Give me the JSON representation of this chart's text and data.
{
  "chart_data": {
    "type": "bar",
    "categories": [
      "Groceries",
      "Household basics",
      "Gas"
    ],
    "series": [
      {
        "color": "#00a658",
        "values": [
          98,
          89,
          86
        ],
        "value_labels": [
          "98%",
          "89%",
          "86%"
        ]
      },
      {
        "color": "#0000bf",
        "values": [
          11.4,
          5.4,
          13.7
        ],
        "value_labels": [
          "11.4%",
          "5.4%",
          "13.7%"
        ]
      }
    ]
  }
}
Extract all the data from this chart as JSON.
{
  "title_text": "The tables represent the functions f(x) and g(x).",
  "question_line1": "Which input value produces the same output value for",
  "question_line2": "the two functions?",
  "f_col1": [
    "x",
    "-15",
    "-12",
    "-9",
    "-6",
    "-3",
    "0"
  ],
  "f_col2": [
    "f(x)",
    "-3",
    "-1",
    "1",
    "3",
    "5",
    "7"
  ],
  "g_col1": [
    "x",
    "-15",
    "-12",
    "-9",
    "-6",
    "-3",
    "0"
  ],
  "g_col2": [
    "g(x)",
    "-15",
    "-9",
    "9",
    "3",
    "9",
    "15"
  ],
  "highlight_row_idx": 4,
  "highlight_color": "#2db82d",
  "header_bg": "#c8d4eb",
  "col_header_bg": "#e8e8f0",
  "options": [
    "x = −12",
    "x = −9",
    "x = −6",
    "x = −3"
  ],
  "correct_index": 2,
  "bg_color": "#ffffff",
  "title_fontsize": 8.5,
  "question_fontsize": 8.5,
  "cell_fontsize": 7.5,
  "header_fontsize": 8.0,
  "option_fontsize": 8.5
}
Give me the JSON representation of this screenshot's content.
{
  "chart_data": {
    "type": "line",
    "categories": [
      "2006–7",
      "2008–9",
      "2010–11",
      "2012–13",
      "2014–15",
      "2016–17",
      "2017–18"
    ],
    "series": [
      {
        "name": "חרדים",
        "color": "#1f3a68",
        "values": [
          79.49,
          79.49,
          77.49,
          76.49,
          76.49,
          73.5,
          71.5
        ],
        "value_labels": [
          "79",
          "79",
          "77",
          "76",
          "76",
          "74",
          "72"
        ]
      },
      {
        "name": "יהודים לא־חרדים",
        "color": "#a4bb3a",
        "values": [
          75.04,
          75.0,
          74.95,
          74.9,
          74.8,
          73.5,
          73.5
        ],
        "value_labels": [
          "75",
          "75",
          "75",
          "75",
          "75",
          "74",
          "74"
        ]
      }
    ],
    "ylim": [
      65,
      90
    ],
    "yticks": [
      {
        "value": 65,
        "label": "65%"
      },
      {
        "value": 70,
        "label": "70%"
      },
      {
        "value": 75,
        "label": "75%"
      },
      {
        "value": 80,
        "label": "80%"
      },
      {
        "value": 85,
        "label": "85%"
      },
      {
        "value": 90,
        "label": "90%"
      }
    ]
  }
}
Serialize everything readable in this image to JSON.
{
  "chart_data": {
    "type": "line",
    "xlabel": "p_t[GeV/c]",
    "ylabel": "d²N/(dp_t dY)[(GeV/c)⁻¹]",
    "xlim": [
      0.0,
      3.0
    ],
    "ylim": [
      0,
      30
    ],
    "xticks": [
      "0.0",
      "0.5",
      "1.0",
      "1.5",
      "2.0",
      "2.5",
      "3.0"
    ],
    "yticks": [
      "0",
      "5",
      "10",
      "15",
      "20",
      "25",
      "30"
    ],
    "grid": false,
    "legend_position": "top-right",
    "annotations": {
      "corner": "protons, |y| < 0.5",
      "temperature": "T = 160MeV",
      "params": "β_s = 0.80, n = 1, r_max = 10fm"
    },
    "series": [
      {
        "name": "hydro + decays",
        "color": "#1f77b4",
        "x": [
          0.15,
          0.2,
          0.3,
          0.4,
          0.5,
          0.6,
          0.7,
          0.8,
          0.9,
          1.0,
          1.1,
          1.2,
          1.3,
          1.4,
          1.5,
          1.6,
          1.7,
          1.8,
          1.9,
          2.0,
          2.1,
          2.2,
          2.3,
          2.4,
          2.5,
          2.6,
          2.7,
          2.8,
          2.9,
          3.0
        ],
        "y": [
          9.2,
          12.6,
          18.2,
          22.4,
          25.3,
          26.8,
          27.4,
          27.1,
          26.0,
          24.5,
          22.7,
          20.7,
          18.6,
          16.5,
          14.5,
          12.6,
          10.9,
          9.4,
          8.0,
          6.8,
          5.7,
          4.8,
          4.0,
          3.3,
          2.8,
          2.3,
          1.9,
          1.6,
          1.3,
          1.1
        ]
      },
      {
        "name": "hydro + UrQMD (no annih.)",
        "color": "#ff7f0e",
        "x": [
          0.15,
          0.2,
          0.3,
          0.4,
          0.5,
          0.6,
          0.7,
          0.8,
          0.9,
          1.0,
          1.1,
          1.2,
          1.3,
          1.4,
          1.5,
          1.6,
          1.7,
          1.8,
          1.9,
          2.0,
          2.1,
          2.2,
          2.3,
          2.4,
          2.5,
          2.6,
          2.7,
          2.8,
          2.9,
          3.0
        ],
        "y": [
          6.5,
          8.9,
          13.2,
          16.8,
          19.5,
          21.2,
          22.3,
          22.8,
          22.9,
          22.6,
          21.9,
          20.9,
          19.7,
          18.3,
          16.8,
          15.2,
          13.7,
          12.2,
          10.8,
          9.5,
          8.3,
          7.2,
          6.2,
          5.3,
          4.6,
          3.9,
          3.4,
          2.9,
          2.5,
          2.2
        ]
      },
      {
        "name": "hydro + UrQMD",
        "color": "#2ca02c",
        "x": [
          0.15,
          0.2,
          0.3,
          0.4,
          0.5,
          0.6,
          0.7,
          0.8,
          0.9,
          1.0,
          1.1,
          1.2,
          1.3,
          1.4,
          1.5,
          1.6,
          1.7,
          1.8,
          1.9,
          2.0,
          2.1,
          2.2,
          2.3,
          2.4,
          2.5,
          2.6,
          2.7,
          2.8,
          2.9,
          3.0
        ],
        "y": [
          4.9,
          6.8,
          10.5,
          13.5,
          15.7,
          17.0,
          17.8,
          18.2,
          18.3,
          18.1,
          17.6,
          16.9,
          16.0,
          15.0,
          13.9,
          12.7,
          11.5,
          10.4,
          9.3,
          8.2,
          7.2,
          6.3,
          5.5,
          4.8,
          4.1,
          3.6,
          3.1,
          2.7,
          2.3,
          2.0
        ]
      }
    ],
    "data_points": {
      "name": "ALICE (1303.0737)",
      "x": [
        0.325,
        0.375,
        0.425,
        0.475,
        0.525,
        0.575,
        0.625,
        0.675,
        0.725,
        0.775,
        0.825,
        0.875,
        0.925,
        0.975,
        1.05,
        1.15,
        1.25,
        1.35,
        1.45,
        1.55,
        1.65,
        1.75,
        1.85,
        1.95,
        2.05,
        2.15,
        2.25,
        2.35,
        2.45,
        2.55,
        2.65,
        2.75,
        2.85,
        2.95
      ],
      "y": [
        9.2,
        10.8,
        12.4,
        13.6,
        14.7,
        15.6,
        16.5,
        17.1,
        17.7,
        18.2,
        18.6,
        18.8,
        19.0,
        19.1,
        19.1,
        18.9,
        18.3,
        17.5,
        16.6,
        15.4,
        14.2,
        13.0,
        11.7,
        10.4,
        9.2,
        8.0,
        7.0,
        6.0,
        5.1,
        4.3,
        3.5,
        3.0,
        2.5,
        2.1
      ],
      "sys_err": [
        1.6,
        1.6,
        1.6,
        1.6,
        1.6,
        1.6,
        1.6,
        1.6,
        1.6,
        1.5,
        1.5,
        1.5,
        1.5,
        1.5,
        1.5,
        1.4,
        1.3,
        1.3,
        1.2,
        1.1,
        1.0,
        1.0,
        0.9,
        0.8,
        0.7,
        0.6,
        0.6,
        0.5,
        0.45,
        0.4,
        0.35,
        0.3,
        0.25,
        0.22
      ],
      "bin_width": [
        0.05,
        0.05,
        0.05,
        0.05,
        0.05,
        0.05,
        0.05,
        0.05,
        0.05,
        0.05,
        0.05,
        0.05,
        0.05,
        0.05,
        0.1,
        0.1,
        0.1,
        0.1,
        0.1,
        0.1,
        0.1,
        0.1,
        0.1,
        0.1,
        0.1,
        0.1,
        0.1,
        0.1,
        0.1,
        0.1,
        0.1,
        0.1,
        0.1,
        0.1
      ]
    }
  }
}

● **WRITTEN PROBLEM**: Isolate the lines that hold the word "hydro" and copy all of them.

● **THE COMPLETED TASK**:
        "name": "hydro + decays",
        "name": "hydro + UrQMD (no annih.)",
        "name": "hydro + UrQMD",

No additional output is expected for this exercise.